PROVIDED DATA:
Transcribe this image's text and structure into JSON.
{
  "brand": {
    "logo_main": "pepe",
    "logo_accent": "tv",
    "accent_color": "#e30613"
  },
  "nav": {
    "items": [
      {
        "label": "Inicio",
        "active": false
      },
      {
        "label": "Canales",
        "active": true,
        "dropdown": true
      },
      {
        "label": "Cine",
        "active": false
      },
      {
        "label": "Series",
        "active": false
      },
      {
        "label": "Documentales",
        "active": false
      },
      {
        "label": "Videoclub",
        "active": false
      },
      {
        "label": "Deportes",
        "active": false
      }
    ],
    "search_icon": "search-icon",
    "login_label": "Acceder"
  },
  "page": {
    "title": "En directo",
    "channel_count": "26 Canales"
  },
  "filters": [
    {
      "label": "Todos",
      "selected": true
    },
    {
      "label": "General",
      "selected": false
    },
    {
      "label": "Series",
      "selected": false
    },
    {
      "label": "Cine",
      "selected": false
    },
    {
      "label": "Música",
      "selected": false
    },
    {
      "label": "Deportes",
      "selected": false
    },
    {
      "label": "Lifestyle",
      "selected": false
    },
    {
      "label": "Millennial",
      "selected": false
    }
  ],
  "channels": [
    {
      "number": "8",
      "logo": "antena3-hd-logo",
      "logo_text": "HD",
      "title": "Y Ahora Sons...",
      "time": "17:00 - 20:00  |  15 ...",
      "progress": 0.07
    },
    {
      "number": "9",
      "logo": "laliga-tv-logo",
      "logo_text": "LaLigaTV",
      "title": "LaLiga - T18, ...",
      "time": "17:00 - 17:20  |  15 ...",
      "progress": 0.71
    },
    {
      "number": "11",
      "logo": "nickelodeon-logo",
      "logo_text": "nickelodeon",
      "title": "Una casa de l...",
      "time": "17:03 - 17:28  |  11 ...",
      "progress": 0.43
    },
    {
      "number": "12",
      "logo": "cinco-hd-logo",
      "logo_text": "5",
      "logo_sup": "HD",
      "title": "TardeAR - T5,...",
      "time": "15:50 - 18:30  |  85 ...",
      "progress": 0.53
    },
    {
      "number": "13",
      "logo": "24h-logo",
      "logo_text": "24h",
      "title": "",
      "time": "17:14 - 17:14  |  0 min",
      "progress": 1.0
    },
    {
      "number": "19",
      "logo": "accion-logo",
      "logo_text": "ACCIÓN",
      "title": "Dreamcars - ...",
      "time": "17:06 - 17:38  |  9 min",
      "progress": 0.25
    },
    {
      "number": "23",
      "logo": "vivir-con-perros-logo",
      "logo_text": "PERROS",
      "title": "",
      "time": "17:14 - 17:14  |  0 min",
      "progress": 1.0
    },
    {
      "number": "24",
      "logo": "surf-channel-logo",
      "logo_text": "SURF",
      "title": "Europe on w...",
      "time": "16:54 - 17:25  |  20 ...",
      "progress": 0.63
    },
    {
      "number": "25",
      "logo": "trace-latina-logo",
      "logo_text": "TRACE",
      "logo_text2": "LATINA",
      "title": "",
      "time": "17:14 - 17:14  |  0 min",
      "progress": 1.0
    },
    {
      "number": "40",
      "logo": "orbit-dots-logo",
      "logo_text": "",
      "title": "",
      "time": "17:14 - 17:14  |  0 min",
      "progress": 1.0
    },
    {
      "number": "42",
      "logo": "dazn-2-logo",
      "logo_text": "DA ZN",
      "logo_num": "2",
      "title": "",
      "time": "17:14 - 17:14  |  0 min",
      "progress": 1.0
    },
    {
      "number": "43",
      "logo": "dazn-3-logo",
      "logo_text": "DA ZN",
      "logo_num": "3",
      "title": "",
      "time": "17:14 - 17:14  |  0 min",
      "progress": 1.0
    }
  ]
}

SET PROBLEM: Transcribe each entry precisely, missing none.

OUTPUT:
Transcribe this image's text and structure into JSON.
{
  "brand": {
    "logo_main": "pepe",
    "logo_accent": "tv",
    "accent_color": "#e30613"
  },
  "nav": {
    "items": [
      {
        "label": "Inicio",
        "active": false
      },
      {
        "label": "Canales",
        "active": true,
        "dropdown": true
      },
      {
        "label": "Cine",
        "active": false
      },
      {
        "label": "Series",
        "active": false
      },
      {
        "label": "Documentales",
        "active": false
      },
      {
        "label": "Videoclub",
        "active": false
      },
      {
        "label": "Deportes",
        "active": false
      }
    ],
    "search_icon": "search-icon",
    "login_label": "Acceder"
  },
  "page": {
    "title": "En directo",
    "channel_count": "26 Canales"
  },
  "filters": [
    {
      "label": "Todos",
      "selected": true
    },
    {
      "label": "General",
      "selected": false
    },
    {
      "label": "Series",
      "selected": false
    },
    {
      "label": "Cine",
      "selected": false
    },
    {
      "label": "Música",
      "selected": false
    },
    {
      "label": "Deportes",
      "selected": false
    },
    {
      "label": "Lifestyle",
      "selected": false
    },
    {
      "label": "Millennial",
      "selected": false
    }
  ],
  "channels": [
    {
      "number": "8",
      "logo": "antena3-hd-logo",
      "logo_text": "HD",
      "title": "Y Ahora Sons...",
      "time": "17:00 - 20:00  |  15 ...",
      "progress": 0.07
    },
    {
      "number": "9",
      "logo": "laliga-tv-logo",
      "logo_text": "LaLigaTV",
      "title": "LaLiga - T18, ...",
      "time": "17:00 - 17:20  |  15 ...",
      "progress": 0.71
    },
    {
      "number": "11",
      "logo": "nickelodeon-logo",
      "logo_text": "nickelodeon",
      "title": "Una casa de l...",
      "time": "17:03 - 17:28  |  11 ...",
      "progress": 0.43
    },
    {
      "number": "12",
      "logo": "cinco-hd-logo",
      "logo_text": "5",
      "logo_sup": "HD",
      "title": "TardeAR - T5,...",
      "time": "15:50 - 18:30  |  85 ...",
      "progress": 0.53
    },
    {
      "number": "13",
      "logo": "24h-logo",
      "logo_text": "24h",
      "title": "",
      "time": "17:14 - 17:14  |  0 min",
      "progress": 1.0
    },
    {
      "number": "19",
      "logo": "accion-logo",
      "logo_text": "ACCIÓN",
      "title": "Dreamcars - ...",
      "time": "17:06 - 17:38  |  9 min",
      "progress": 0.25
    },
    {
      "number": "23",
      "logo": "vivir-con-perros-logo",
      "logo_text": "PERROS",
      "title": "",
      "time": "17:14 - 17:14  |  0 min",
      "progress": 1.0
    },
    {
      "number": "24",
      "logo": "surf-channel-logo",
      "logo_text": "SURF",
      "title": "Europe on w...",
      "time": "16:54 - 17:25  |  20 ...",
      "progress": 0.63
    },
    {
      "number": "25",
      "logo": "trace-latina-logo",
      "logo_text": "TRACE",
      "logo_text2": "LATINA",
      "title": "",
      "time": "17:14 - 17:14  |  0 min",
      "progress": 1.0
    },
    {
      "number": "40",
      "logo": "orbit-dots-logo",
      "logo_text": "",
      "title": "",
      "time": "17:14 - 17:14  |  0 min",
      "progress": 1.0
    },
    {
      "number": "42",
      "logo": "dazn-2-logo",
      "logo_text": "DA ZN",
      "logo_num": "2",
      "title": "",
      "time": "17:14 - 17:14  |  0 min",
      "progress": 1.0
    },
    {
      "number": "43",
      "logo": "dazn-3-logo",
      "logo_text": "DA ZN",
      "logo_num": "3",
      "title": "",
      "time": "17:14 - 17:14  |  0 min",
      "progress": 1.0
    }
  ]
}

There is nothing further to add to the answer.